* begin Records for processing *

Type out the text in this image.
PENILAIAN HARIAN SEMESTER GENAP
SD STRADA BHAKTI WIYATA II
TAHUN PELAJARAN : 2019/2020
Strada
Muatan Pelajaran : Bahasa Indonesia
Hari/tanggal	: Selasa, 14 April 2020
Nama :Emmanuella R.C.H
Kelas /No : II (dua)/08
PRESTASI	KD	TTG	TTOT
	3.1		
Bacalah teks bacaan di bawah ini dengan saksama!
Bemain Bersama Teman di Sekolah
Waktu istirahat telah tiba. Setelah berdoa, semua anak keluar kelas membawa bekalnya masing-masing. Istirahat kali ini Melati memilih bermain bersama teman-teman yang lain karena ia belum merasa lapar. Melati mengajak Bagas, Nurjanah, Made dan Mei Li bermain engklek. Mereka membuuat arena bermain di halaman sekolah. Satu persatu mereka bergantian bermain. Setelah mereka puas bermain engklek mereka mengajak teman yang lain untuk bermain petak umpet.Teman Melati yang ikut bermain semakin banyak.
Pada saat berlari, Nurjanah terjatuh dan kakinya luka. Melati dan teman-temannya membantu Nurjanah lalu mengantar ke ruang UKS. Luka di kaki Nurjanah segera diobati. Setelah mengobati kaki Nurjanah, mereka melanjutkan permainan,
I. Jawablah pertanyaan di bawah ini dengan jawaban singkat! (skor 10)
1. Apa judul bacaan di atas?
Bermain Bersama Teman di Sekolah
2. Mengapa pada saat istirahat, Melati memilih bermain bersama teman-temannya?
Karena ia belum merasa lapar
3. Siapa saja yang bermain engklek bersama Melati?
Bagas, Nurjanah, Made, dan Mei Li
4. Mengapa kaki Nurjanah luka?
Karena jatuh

* end Records for processing *

§ **Required task**: List the lines that contain the word "kaki".

§ **Full solution**:
Pada saat berlari, Nurjanah terjatuh dan kakinya luka. Melati dan teman-temannya membantu Nurjanah lalu mengantar ke ruang UKS. Luka di kaki Nurjanah segera diobati. Setelah mengobati kaki Nurjanah, mereka melanjutkan permainan,
4. Mengapa kaki Nurjanah luka?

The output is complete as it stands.